Written instruction -> Repeat each entry in full, exactly.

Stored records ->
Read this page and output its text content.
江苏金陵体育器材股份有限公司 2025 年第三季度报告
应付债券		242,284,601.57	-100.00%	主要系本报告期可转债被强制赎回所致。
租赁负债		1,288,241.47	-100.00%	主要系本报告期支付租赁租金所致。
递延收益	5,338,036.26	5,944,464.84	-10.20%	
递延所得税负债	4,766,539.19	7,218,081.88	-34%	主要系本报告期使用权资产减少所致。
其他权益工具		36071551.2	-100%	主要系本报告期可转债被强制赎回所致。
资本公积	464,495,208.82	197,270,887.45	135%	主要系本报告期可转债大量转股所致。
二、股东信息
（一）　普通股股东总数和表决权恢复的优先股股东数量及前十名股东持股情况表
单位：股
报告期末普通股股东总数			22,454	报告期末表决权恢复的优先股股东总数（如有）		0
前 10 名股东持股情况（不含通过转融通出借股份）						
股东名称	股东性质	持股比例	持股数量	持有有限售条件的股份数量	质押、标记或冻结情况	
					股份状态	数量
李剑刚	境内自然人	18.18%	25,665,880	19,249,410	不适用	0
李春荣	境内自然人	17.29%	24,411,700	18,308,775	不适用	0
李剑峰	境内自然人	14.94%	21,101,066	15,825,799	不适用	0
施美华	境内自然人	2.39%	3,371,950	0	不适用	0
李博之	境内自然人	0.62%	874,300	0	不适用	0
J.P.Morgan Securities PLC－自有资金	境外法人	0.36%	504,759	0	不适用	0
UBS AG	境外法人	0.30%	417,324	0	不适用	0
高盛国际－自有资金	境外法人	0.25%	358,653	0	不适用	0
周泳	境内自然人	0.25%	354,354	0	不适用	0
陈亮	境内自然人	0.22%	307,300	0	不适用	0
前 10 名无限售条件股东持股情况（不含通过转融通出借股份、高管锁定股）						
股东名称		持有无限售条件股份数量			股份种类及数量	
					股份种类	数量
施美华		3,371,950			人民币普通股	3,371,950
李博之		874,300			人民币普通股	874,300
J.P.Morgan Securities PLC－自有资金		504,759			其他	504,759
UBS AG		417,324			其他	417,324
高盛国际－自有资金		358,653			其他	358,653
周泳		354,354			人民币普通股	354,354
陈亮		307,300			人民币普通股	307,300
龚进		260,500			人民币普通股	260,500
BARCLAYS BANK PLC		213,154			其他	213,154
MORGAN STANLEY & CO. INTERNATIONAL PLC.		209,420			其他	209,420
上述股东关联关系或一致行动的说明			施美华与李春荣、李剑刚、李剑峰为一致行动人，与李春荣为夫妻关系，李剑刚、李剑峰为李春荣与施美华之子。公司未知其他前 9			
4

Reply to the exercise ->
Read this page and output its text content.
江苏金陵体育器材股份有限公司 2025 年第三季度报告
应付债券		242,284,601.57	-100.00%	主要系本报告期可转债被强制赎回所致。
租赁负债		1,288,241.47	-100.00%	主要系本报告期支付租赁租金所致。
递延收益	5,338,036.26	5,944,464.84	-10.20%	
递延所得税负债	4,766,539.19	7,218,081.88	-34%	主要系本报告期使用权资产减少所致。
其他权益工具		36071551.2	-100%	主要系本报告期可转债被强制赎回所致。
资本公积	464,495,208.82	197,270,887.45	135%	主要系本报告期可转债大量转股所致。
二、股东信息
（一）　普通股股东总数和表决权恢复的优先股股东数量及前十名股东持股情况表
单位：股
报告期末普通股股东总数			22,454	报告期末表决权恢复的优先股股东总数（如有）		0
前 10 名股东持股情况（不含通过转融通出借股份）						
股东名称	股东性质	持股比例	持股数量	持有有限售条件的股份数量	质押、标记或冻结情况	
					股份状态	数量
李剑刚	境内自然人	18.18%	25,665,880	19,249,410	不适用	0
李春荣	境内自然人	17.29%	24,411,700	18,308,775	不适用	0
李剑峰	境内自然人	14.94%	21,101,066	15,825,799	不适用	0
施美华	境内自然人	2.39%	3,371,950	0	不适用	0
李博之	境内自然人	0.62%	874,300	0	不适用	0
J.P.Morgan Securities PLC－自有资金	境外法人	0.36%	504,759	0	不适用	0
UBS AG	境外法人	0.30%	417,324	0	不适用	0
高盛国际－自有资金	境外法人	0.25%	358,653	0	不适用	0
周泳	境内自然人	0.25%	354,354	0	不适用	0
陈亮	境内自然人	0.22%	307,300	0	不适用	0
前 10 名无限售条件股东持股情况（不含通过转融通出借股份、高管锁定股）						
股东名称		持有无限售条件股份数量			股份种类及数量	
					股份种类	数量
施美华		3,371,950			人民币普通股	3,371,950
李博之		874,300			人民币普通股	874,300
J.P.Morgan Securities PLC－自有资金		504,759			其他	504,759
UBS AG		417,324			其他	417,324
高盛国际－自有资金		358,653			其他	358,653
周泳		354,354			人民币普通股	354,354
陈亮		307,300			人民币普通股	307,300
龚进		260,500			人民币普通股	260,500
BARCLAYS BANK PLC		213,154			其他	213,154
MORGAN STANLEY & CO. INTERNATIONAL PLC.		209,420			其他	209,420
上述股东关联关系或一致行动的说明			施美华与李春荣、李剑刚、李剑峰为一致行动人，与李春荣为夫妻关系，李剑刚、李剑峰为李春荣与施美华之子。公司未知其他前 9			
4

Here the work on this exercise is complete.